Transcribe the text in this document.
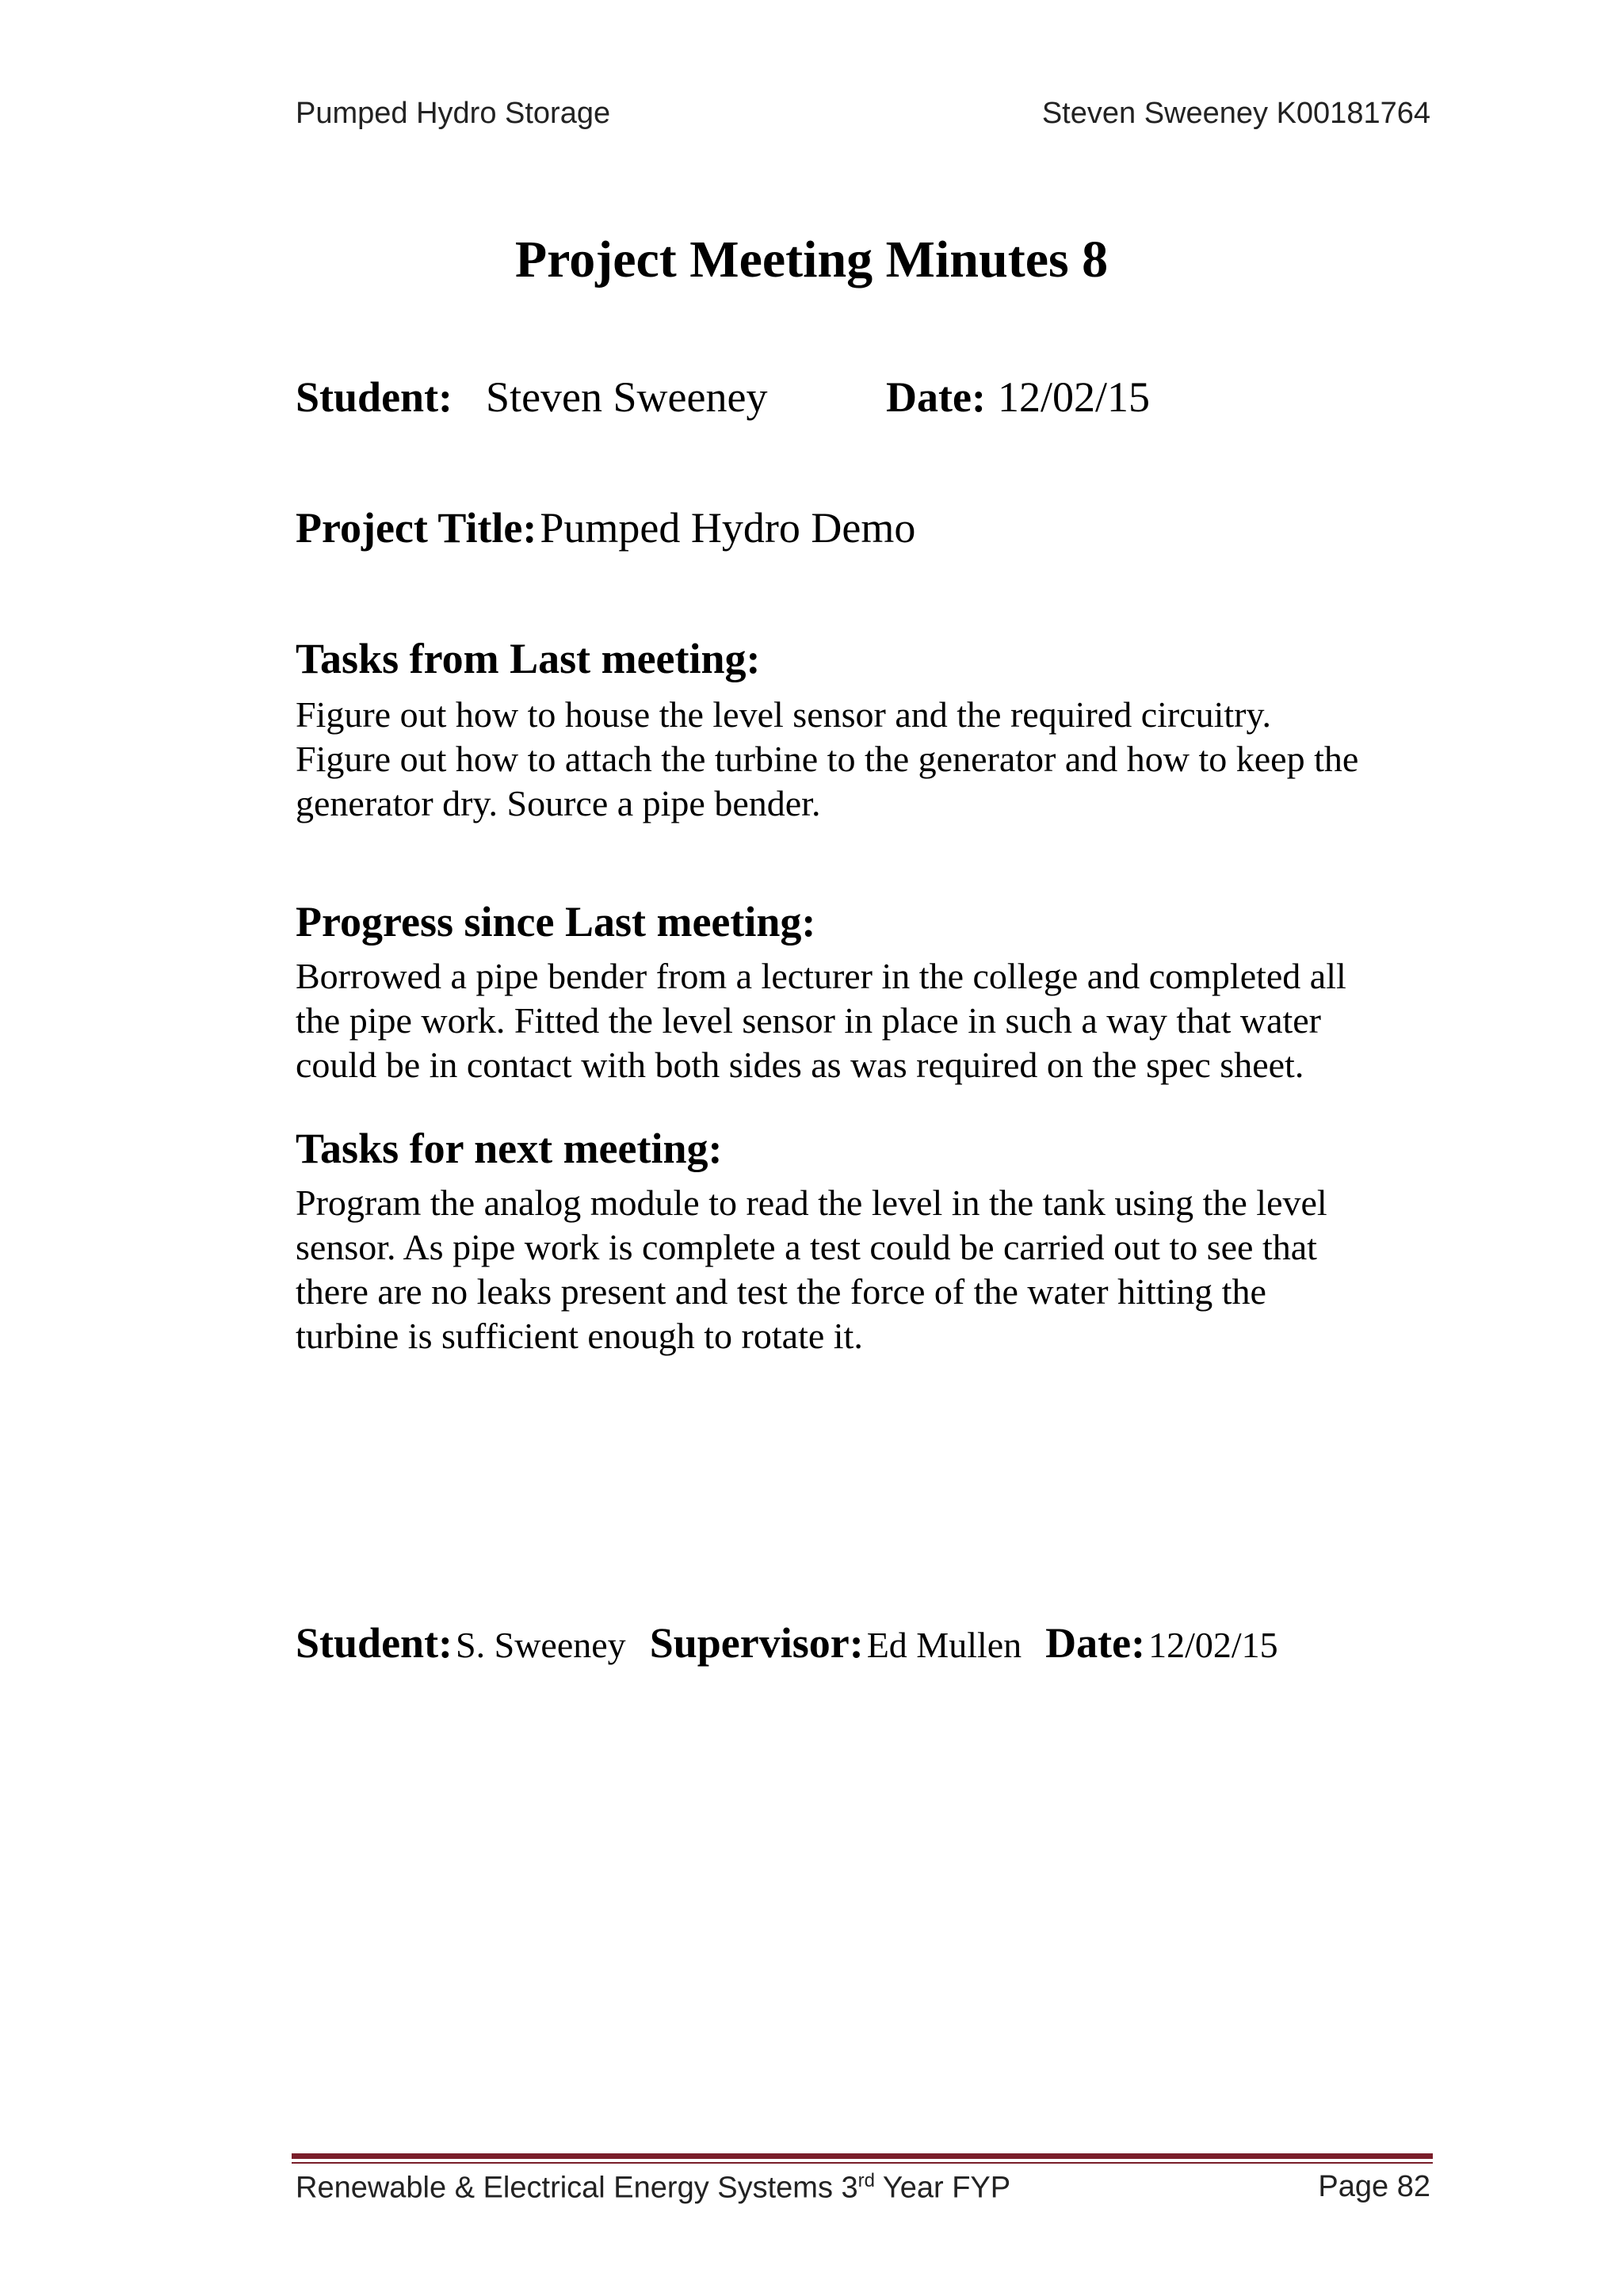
Pumped Hydro Storage	Steven Sweeney K00181764
Project Meeting Minutes 8
Student: Steven Sweeney	Date: 12/02/15
Project Title: Pumped Hydro Demo
Tasks from Last meeting:
Figure out how to house the level sensor and the required circuitry.
Figure out how to attach the turbine to the generator and how to keep the
generator dry. Source a pipe bender.
Progress since Last meeting:
Borrowed a pipe bender from a lecturer in the college and completed all
the pipe work. Fitted the level sensor in place in such a way that water
could be in contact with both sides as was required on the spec sheet.
Tasks for next meeting:
Program the analog module to read the level in the tank using the level
sensor. As pipe work is complete a test could be carried out to see that
there are no leaks present and test the force of the water hitting the
turbine is sufficient enough to rotate it.
Student: S. Sweeney Supervisor: Ed Mullen Date: 12/02/15
Renewable & Electrical Energy Systems 3rd Year FYP	Page 82
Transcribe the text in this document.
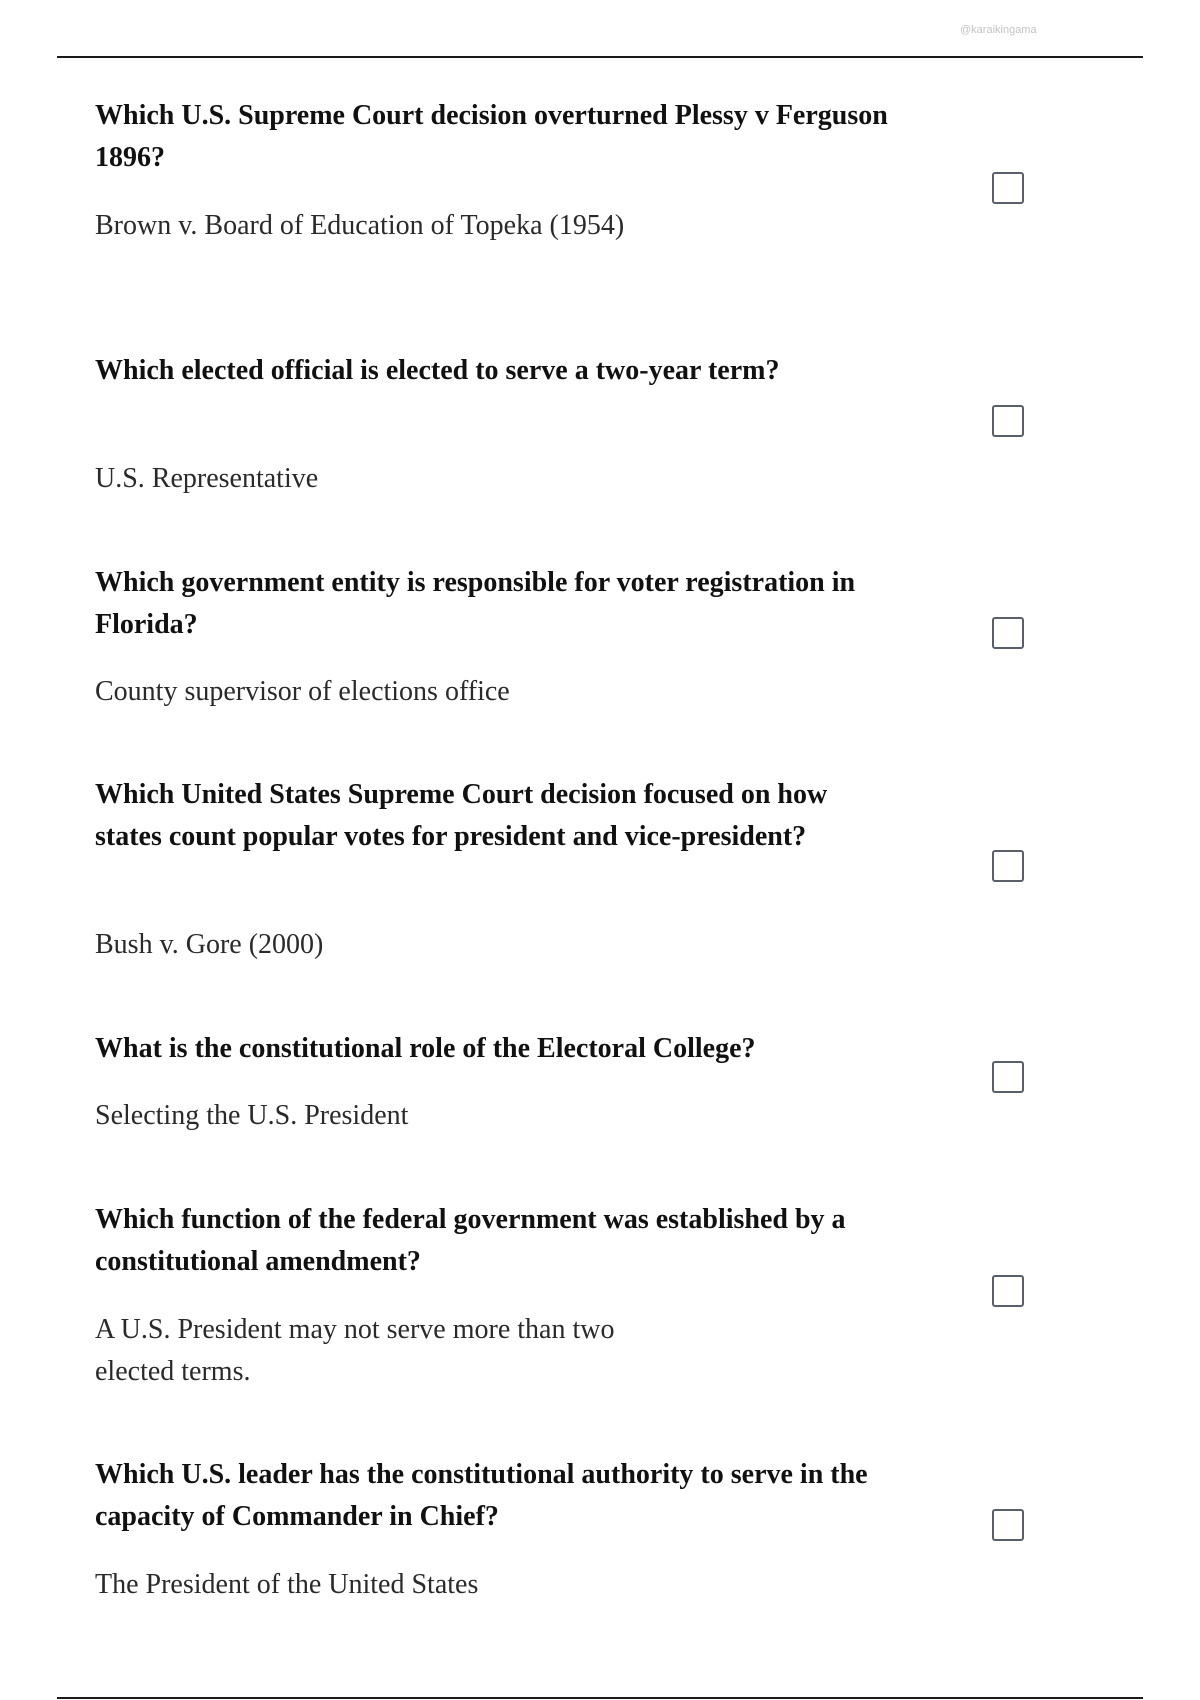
@karaikingama

Which U.S. Supreme Court decision overturned Plessy v Ferguson 1896?

Brown v. Board of Education of Topeka (1954)

Which elected official is elected to serve a two-year term?

U.S. Representative

Which government entity is responsible for voter registration in Florida?

County supervisor of elections office

Which United States Supreme Court decision focused on how states count popular votes for president and vice-president?

Bush v. Gore (2000)

What is the constitutional role of the Electoral College?

Selecting the U.S. President

Which function of the federal government was established by a constitutional amendment?

A U.S. President may not serve more than two elected terms.

Which U.S. leader has the constitutional authority to serve in the capacity of Commander in Chief?

The President of the United States
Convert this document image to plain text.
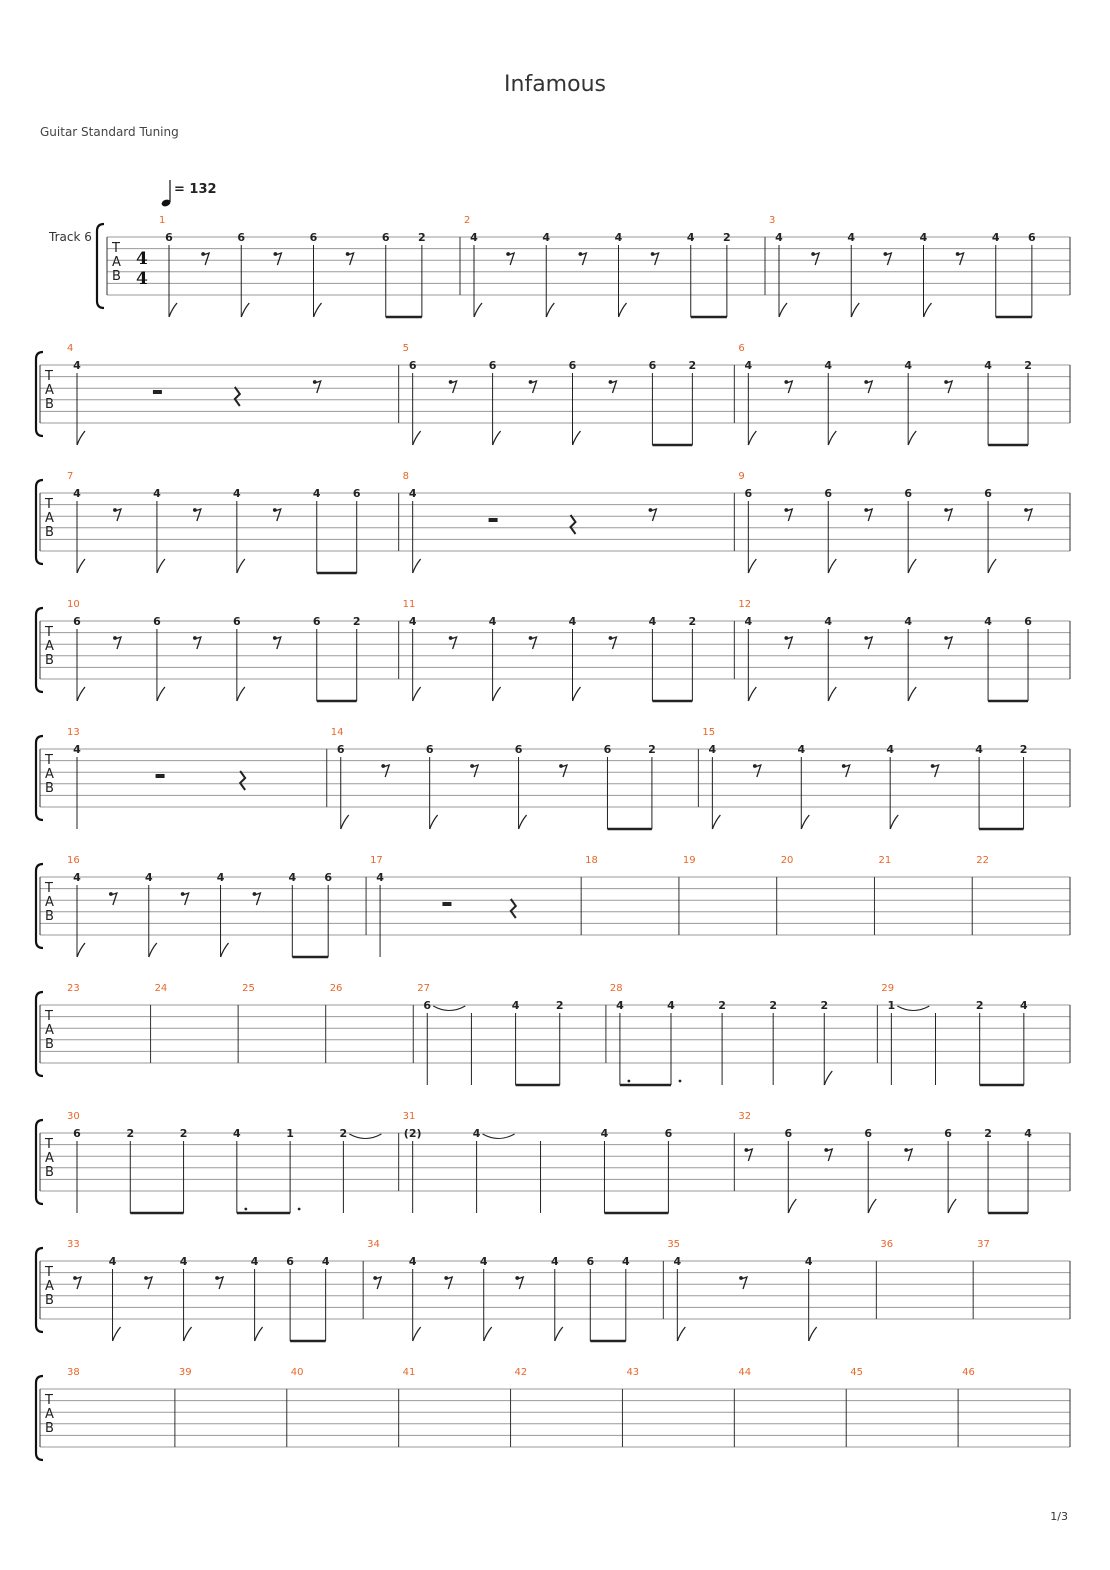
Infamous
Guitar Standard Tuning
1/3
= 132
Track 6
T
A
B
4
4
1
6	6	6	6	2
2
4	4	4	4	2
3
4	4	4	4	6
T
A
B
4
4
5
6	6	6	6	2
6
4	4	4	4	2
T
A
B
7
4	4	4	4	6
8
4
9
6	6	6	6
T
A
B
10
6	6	6	6	2
11
4	4	4	4	2
12
4	4	4	4	6
T
A
B
13
4
14
6	6	6	6	2
15
4	4	4	4	2
T
A
B
16
4	4	4	4	6
17
4
18	19	20	21	22
T
A
B
23	24	25	26	27
6	4	2
28
4	4	2	2	2
29
1	2	4
T
A
B
30
6	2	2	4	1	2
31
(2)	4	4	6
32
6	6	6	2	4
T
A
B
33
4	4	4	6	4
34
4	4	4	6	4
35
4	4
36	37
T
A
B
38	39	40	41	42	43	44	45	46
----
### PROBLEM REQUIREMENTS:
Beginning with the line that holds "Convert this document image to plain text.", output each line to the end of the material above, exactly, omitting the pictures.

### THE OUTPUT:
Convert this document image to plain text.
Infamous
Guitar Standard Tuning
1/3
= 132
Track 6
T
A
B
4
4
1
6	6	6	6	2
2
4	4	4	4	2
3
4	4	4	4	6
T
A
B
4
4
5
6	6	6	6	2
6
4	4	4	4	2
T
A
B
7
4	4	4	4	6
8
4
9
6	6	6	6
T
A
B
10
6	6	6	6	2
11
4	4	4	4	2
12
4	4	4	4	6
T
A
B
13
4
14
6	6	6	6	2
15
4	4	4	4	2
T
A
B
16
4	4	4	4	6
17
4
18	19	20	21	22
T
A
B
23	24	25	26	27
6	4	2
28
4	4	2	2	2
29
1	2	4
T
A
B
30
6	2	2	4	1	2
31
(2)	4	4	6
32
6	6	6	2	4
T
A
B
33
4	4	4	6	4
34
4	4	4	6	4
35
4	4
36	37
T
A
B
38	39	40	41	42	43	44	45	46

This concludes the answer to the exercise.